Vorgegebener Text
···
Man könnte fast meinen, wir gehen heute nicht mehr einfach essen. Heute ist man vielmehr Teil einer hoch professionellen und unterhaltsamen kulinarischen Leistungsschau. Das wird etwa an den vielen Restaurants deutlich, die ihre Küche nicht mehr in einem separaten Raum verstecken, sondern vielmehr mitten im Geschehen – oder zumindest hinter einer Glaswand – vor ihren Gästen kochen. Manchmal erinnert die offene Küche an eine Bühne, manchmal gar an einen Altar, zu dem alle ehrfürchtig blicken.

Teil dieser Inszenierung ist es wohl auch, dem Servicepersonal andächtig zu lauschen und brav zu nicken, während es erklärt, was sich alles auf dem Teller befindet – anstatt einfach kurz Danke zu sagen, wenn es eine Speise auf den Tisch stellt. Denn eines fällt schon auf: Die Atmosphäre, in der wir essen, wird zwar immer legerer. Tischdecken gibt es nur in Ausnahmefällen, lange Besteckreihen ebenso wenig. Und wenn es noch einen Dresscode gibt, dann lautet dieser wohl: Jeans und Sneakers. Auf der anderen Seite ist das kulinarische Niveau in den Restaurants aber sehr hoch, steigert sich dennoch stetig und kann auch international mithalten.
···
Extrahierte Einträge

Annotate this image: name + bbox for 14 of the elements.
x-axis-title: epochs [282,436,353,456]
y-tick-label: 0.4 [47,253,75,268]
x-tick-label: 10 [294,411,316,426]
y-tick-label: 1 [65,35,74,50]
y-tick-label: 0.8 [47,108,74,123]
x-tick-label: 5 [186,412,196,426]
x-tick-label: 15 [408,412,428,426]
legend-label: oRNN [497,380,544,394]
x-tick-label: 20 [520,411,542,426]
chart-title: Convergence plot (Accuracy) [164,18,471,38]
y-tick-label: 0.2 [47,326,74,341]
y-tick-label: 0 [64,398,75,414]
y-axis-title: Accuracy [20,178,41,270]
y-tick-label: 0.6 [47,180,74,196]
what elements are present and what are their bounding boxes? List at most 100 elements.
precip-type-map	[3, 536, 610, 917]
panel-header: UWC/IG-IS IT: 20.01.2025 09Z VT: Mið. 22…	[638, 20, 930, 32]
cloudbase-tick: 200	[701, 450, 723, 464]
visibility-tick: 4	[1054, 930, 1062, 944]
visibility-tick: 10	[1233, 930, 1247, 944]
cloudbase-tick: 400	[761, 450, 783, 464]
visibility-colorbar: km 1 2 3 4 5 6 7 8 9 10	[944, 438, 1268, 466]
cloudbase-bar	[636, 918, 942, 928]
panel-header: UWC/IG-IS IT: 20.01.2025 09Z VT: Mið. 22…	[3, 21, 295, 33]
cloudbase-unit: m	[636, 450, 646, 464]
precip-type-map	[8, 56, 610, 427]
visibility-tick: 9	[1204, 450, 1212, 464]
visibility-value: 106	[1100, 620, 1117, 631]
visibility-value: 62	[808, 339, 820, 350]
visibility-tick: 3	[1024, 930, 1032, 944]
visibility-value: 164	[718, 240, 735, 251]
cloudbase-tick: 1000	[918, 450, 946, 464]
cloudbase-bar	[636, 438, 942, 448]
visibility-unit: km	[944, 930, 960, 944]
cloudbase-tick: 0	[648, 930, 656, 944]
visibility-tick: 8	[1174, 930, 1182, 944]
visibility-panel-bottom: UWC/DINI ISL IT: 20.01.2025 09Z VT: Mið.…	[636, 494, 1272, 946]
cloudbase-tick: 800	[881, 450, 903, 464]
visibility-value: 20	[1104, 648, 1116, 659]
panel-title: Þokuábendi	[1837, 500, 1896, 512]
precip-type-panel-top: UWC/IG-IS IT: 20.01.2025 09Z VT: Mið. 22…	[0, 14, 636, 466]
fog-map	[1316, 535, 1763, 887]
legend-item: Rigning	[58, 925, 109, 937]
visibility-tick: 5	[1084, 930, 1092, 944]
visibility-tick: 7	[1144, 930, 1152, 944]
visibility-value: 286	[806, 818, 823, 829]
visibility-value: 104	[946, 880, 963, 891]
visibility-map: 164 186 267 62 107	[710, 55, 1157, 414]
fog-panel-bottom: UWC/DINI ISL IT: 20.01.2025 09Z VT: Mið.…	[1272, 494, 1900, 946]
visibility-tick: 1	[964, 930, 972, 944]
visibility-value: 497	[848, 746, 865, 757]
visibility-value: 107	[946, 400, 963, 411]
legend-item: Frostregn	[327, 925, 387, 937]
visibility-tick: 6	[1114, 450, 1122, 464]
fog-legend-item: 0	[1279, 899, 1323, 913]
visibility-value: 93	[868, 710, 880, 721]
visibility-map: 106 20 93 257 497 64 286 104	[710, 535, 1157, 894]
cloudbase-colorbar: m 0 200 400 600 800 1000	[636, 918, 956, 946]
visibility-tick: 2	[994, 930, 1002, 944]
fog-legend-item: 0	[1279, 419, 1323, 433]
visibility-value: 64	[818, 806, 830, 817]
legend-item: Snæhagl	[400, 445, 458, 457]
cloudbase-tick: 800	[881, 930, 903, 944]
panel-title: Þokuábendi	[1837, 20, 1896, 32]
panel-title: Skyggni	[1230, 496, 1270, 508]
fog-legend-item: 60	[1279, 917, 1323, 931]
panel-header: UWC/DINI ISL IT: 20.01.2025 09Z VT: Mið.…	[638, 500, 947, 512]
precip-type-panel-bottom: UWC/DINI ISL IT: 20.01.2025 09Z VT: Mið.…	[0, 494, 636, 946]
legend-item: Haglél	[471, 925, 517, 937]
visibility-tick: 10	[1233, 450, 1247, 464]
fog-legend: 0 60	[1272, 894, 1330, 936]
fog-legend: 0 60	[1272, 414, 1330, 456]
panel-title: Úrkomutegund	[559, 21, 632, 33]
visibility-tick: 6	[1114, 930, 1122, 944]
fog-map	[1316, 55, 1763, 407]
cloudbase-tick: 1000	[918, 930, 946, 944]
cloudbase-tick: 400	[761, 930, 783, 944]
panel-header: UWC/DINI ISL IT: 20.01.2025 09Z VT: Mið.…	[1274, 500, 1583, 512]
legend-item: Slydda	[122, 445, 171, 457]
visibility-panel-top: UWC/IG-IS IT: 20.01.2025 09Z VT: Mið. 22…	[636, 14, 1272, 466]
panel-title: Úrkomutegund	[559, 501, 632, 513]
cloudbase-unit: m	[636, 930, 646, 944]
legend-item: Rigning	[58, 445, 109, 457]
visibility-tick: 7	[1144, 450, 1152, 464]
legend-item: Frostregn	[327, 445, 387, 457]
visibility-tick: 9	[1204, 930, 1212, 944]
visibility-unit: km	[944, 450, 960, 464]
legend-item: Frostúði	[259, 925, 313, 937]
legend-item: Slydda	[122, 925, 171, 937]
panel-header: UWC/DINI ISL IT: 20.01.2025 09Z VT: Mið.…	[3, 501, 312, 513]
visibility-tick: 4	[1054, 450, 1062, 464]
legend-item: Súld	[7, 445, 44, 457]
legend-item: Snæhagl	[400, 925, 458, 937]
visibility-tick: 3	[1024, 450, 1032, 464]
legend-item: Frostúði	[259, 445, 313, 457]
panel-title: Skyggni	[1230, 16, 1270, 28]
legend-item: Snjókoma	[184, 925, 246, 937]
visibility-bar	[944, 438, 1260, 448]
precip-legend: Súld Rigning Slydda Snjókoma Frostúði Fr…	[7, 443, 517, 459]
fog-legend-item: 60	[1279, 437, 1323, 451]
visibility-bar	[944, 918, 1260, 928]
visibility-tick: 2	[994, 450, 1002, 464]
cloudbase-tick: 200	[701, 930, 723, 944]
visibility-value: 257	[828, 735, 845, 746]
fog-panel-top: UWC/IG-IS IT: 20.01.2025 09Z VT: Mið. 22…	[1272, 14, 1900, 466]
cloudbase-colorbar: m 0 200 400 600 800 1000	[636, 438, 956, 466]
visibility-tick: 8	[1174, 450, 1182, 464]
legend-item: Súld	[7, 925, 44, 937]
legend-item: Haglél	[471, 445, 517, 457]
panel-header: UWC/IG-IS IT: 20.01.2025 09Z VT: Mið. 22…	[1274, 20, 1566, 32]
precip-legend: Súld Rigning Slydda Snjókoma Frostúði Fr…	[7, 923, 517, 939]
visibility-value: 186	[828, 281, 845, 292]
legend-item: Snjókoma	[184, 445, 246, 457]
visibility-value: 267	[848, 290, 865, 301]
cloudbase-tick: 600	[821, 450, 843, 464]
···
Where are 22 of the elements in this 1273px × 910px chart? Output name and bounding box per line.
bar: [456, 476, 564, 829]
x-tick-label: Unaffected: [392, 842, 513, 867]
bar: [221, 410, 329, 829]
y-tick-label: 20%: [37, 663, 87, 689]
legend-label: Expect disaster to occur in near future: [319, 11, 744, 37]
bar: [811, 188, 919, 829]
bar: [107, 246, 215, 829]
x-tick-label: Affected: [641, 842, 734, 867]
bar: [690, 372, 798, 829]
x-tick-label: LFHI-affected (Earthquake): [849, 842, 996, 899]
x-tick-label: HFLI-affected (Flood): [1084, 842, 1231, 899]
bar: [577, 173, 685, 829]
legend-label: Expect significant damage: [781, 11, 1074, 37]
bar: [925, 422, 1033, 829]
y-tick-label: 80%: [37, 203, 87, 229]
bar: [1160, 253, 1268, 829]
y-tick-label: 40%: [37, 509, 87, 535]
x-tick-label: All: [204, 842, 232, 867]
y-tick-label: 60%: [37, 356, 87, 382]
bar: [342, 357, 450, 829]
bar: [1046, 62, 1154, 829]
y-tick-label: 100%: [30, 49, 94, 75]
···
Aufgabe 1
Nenne alle Orte, an denen sich laut dem Text über das Essengehen die Küche eines Restaurants befinden kann.
Aufgabe 2
Gib den Abschnitt des Textes über das Essengehen von „Teil dieser Inszenierung“ bis einschließlich „auch international mithalten.“ wieder und tausche dabei „Servicepersonal“ gegen „Kellnerteam“ aus.

Erwartete Antwort 1
in einem separaten Raum
mitten im Geschehen
hinter einer Glaswand

Erwartete Antwort 2
Teil dieser Inszenierung ist es wohl auch, dem Kellnerteam andächtig zu lauschen und brav zu nicken, während es erklärt, was sich alles auf dem Teller befindet – anstatt einfach kurz Danke zu sagen, wenn es eine Speise auf den Tisch stellt. Denn eines fällt schon auf: Die Atmosphäre, in der wir essen, wird zwar immer legerer. Tischdecken gibt es nur in Ausnahmefällen, lange Besteckreihen ebenso wenig. Und wenn es noch einen Dresscode gibt, dann lautet dieser wohl: Jeans und Sneakers. Auf der anderen Seite ist das kulinarische Niveau in den Restaurants aber sehr hoch, steigert sich dennoch stetig und kann auch international mithalten.